Part of a data file:
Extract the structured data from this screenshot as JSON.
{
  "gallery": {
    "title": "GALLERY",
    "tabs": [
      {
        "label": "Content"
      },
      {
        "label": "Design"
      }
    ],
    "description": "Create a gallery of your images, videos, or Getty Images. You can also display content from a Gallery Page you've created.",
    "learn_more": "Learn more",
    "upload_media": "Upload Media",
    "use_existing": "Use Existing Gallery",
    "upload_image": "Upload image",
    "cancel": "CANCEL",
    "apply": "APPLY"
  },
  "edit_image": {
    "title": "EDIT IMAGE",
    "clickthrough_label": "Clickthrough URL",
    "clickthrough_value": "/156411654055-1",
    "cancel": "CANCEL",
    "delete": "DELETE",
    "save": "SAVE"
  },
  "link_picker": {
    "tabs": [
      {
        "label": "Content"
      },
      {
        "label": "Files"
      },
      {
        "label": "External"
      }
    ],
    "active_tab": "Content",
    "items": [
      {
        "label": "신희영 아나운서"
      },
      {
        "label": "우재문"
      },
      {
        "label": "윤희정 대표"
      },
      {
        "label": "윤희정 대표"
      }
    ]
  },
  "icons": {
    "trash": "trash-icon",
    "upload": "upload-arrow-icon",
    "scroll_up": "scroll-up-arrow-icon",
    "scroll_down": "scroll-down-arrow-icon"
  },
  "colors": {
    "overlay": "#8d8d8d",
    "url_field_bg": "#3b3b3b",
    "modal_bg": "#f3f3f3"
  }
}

Task prompt —
Return all of the data word for word.

Task solution —
Extract the structured data from this screenshot as JSON.
{
  "gallery": {
    "title": "GALLERY",
    "tabs": [
      {
        "label": "Content"
      },
      {
        "label": "Design"
      }
    ],
    "description": "Create a gallery of your images, videos, or Getty Images. You can also display content from a Gallery Page you've created.",
    "learn_more": "Learn more",
    "upload_media": "Upload Media",
    "use_existing": "Use Existing Gallery",
    "upload_image": "Upload image",
    "cancel": "CANCEL",
    "apply": "APPLY"
  },
  "edit_image": {
    "title": "EDIT IMAGE",
    "clickthrough_label": "Clickthrough URL",
    "clickthrough_value": "/156411654055-1",
    "cancel": "CANCEL",
    "delete": "DELETE",
    "save": "SAVE"
  },
  "link_picker": {
    "tabs": [
      {
        "label": "Content"
      },
      {
        "label": "Files"
      },
      {
        "label": "External"
      }
    ],
    "active_tab": "Content",
    "items": [
      {
        "label": "신희영 아나운서"
      },
      {
        "label": "우재문"
      },
      {
        "label": "윤희정 대표"
      },
      {
        "label": "윤희정 대표"
      }
    ]
  },
  "icons": {
    "trash": "trash-icon",
    "upload": "upload-arrow-icon",
    "scroll_up": "scroll-up-arrow-icon",
    "scroll_down": "scroll-down-arrow-icon"
  },
  "colors": {
    "overlay": "#8d8d8d",
    "url_field_bg": "#3b3b3b",
    "modal_bg": "#f3f3f3"
  }
}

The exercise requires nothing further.